Lutter contre la déforestation ou l’agriculture intensive peut avoir des effets positifs sur les récifs coralliens. Une étude de l’université de Stanford, réalisée avec WWF, détaille les bénéfices de ces interventions sur le Grand Récif Maya.
Selon le WWF, les récifs coralliens abritent 25% de la vie marine de notre planète. Mais le dérèglement climatique menace ces écosystèmes. Certaines de ces menaces sont bien connues, comme le blanchiment des coraux, causé par la hausse des températures marines. Mais savez-vous que la déforestation, les activités balnéaires, l’exploitation minière et agricole impactent non seulement leur environnement mais également l’eau qui les traverse ? Cette eau contaminée vient ensuite impacter les récifs coralliens lorsqu’elle rejoint les océans.
Une étude de l’université de Stanford, étudie les effets de différentes interventions au niveau des bassins versants sur la santé des coraux. Celle-ci a été réalisée en collaboration avec le WWF, l’initiative Healthy Reefs ainsi que d’autres organisations du projet Smart Coasts. Publiée le 22 avril dans la revue de référence Nature, l’étude se concentre sur la barrière de corail mésoaméricaine, aussi surnommée Grand Récif Maya. Cette dernière suit plus de 1.000 kilomètres de côte le long de quatre pays dans la mer des Caraïbes.

- - -

Consigne A: Dans l'extrait sur les récifs coralliens, sur quelle longueur de côte s'étend la barrière de corail mésoaméricaine ?
Consigne B: Poursuivez l'extrait sur les récifs coralliens à la suite de sa dernière phrase.
Les items ne sont pas nécessaires ici.

- - -

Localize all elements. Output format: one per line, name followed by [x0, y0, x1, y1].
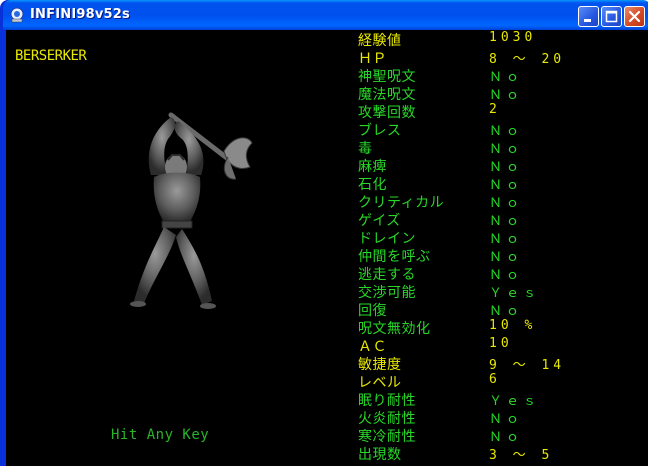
stat-row: 交渉可能 Ｙｅｓ: [358, 282, 648, 301]
stat-label: ゲイズ: [358, 213, 401, 229]
stat-value: 1030: [489, 30, 537, 45]
stat-row: 回復 Ｎｏ: [358, 300, 648, 319]
stat-row: レベル 6: [358, 372, 648, 391]
stat-label: レベル: [358, 375, 402, 391]
close-button[interactable]: [624, 6, 645, 27]
stat-row: ゲイズ Ｎｏ: [358, 210, 648, 229]
monster-name: BERSERKER: [15, 48, 87, 64]
close-icon: [628, 10, 641, 23]
stat-label: 敏捷度: [358, 357, 402, 373]
berserker-monster-image: [130, 112, 253, 309]
stat-value: Ｎｏ: [489, 232, 524, 247]
stat-row: ドレイン Ｎｏ: [358, 228, 648, 247]
stat-row: ＨＰ 8 ～ 20: [358, 48, 648, 67]
stat-label: 神聖呪文: [358, 69, 416, 85]
stat-row: 経験値 1030: [358, 30, 648, 49]
app-icon: [10, 7, 24, 23]
stat-value: 3 ～ 5: [489, 448, 554, 463]
stat-value: Ｎｏ: [489, 214, 524, 229]
stat-label: ブレス: [358, 123, 402, 139]
stat-label: クリティカル: [358, 195, 445, 211]
stat-value: Ｎｏ: [489, 178, 524, 193]
stat-value: Ｎｏ: [489, 430, 524, 445]
stat-label: 寒冷耐性: [358, 429, 416, 445]
stat-row: 火炎耐性 Ｎｏ: [358, 408, 648, 427]
stat-value: Ｎｏ: [489, 250, 524, 265]
stat-label: 石化: [358, 177, 387, 193]
stat-label: 毒: [358, 141, 373, 157]
stat-row: クリティカル Ｎｏ: [358, 192, 648, 211]
stat-label: 交渉可能: [358, 285, 416, 301]
stat-value: Ｙｅｓ: [489, 286, 541, 301]
stat-value: Ｎｏ: [489, 268, 524, 283]
stat-label: 攻撃回数: [358, 105, 416, 121]
hit-any-key-prompt[interactable]: Hit Any Key: [111, 427, 209, 443]
stat-row: 石化 Ｎｏ: [358, 174, 648, 193]
stat-row: 毒 Ｎｏ: [358, 138, 648, 157]
stat-label: 経験値: [358, 33, 402, 49]
stat-label: 火炎耐性: [358, 411, 416, 427]
stat-label: 逃走する: [358, 267, 416, 283]
stat-row: 出現数 3 ～ 5: [358, 444, 648, 463]
stat-row: 麻痺 Ｎｏ: [358, 156, 648, 175]
stat-row: 魔法呪文 Ｎｏ: [358, 84, 648, 103]
stat-label: 魔法呪文: [358, 87, 416, 103]
window-title: INFINI98v52s: [30, 7, 130, 22]
maximize-icon: [605, 10, 618, 23]
stat-row: 仲間を呼ぶ Ｎｏ: [358, 246, 648, 265]
stat-label: 出現数: [358, 447, 402, 463]
game-screen[interactable]: BERSERKER 経験値 1030 ＨＰ 8 ～ 20 神聖呪文 Ｎｏ 魔法呪…: [6, 30, 648, 466]
stat-value: 10 %: [489, 318, 537, 333]
stat-row: 敏捷度 9 ～ 14: [358, 354, 648, 373]
stat-value: 8 ～ 20: [489, 52, 566, 67]
stat-value: 10: [489, 336, 513, 351]
stat-row: 逃走する Ｎｏ: [358, 264, 648, 283]
stat-label: 呪文無効化: [358, 321, 431, 337]
stat-label: 回復: [358, 303, 387, 319]
maximize-button[interactable]: [601, 6, 622, 27]
stat-value: Ｎｏ: [489, 160, 524, 175]
stat-label: 眠り耐性: [358, 393, 416, 409]
stat-value: Ｎｏ: [489, 124, 524, 139]
stat-row: 呪文無効化 10 %: [358, 318, 648, 337]
minimize-icon: [584, 19, 591, 22]
stat-value: 6: [489, 372, 501, 387]
stat-label: 麻痺: [358, 159, 387, 175]
stat-row: 神聖呪文 Ｎｏ: [358, 66, 648, 85]
stat-row: ＡＣ 10: [358, 336, 648, 355]
stat-value: Ｎｏ: [489, 88, 524, 103]
minimize-button[interactable]: [578, 6, 599, 27]
stat-row: 寒冷耐性 Ｎｏ: [358, 426, 648, 445]
stat-value: Ｎｏ: [489, 412, 524, 427]
stat-value: 2: [489, 102, 501, 117]
stat-value: Ｎｏ: [489, 142, 524, 157]
stat-row: 眠り耐性 Ｙｅｓ: [358, 390, 648, 409]
stat-value: Ｎｏ: [489, 196, 524, 211]
stat-value: 9 ～ 14: [489, 358, 566, 373]
stat-label: 仲間を呼ぶ: [358, 249, 431, 265]
stat-label: ドレイン: [358, 231, 416, 247]
stat-label: ＡＣ: [358, 339, 387, 355]
stat-value: Ｎｏ: [489, 304, 524, 319]
stat-row: 攻撃回数 2: [358, 102, 648, 121]
app-window: INFINI98v52s BERSERKER 経験値 1030 ＨＰ 8 ～ 2…: [0, 0, 648, 466]
stat-row: ブレス Ｎｏ: [358, 120, 648, 139]
stat-value: Ｎｏ: [489, 70, 524, 85]
stat-value: Ｙｅｓ: [489, 394, 541, 409]
stat-label: ＨＰ: [358, 51, 387, 67]
title-bar[interactable]: INFINI98v52s: [3, 0, 648, 30]
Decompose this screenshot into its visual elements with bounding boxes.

- - -

Réponse A: Plus de 1.000 kilomètres.

Réponse B:
L’étude se concentre sur les bassins versants du Belize, du Guatemala et de l’Honduras, pour lesquels la préservation de cette barrière de corail est primordiale. Car, « les récifs coralliens en bonne santé fournissent des bénéfices économiques, sociaux et environnementaux essentiels aux communautés qui en dépendent. Cela inclut la protection côtière contre les tempêtes, la régulation du climat, l’écotourisme et les pêcheries qui nourrissent les communautés », précise le communiqué de l’étude. Selon les chercheurs, plus de deux millions de personnes dépendent du grand récif Maya pour vivre.
Restaurer, protéger et agriculture durable pour protéger les coraux
Lors de cette étude, les scientifiques se sont concentrés sur trois types d’interventions. Premièrement, la restauration des bassins versants consiste à restaurer des zones agricoles en forêt native. Ensuite, la protection des bassins versants, « donne la priorité à la conservation des forêts existantes », explique l’étude. Enfin, la troisième méthode s’axe sur la transition de l’agriculture et de l’élevage conventionnels en agroforesterie et en sylvopastoralisme.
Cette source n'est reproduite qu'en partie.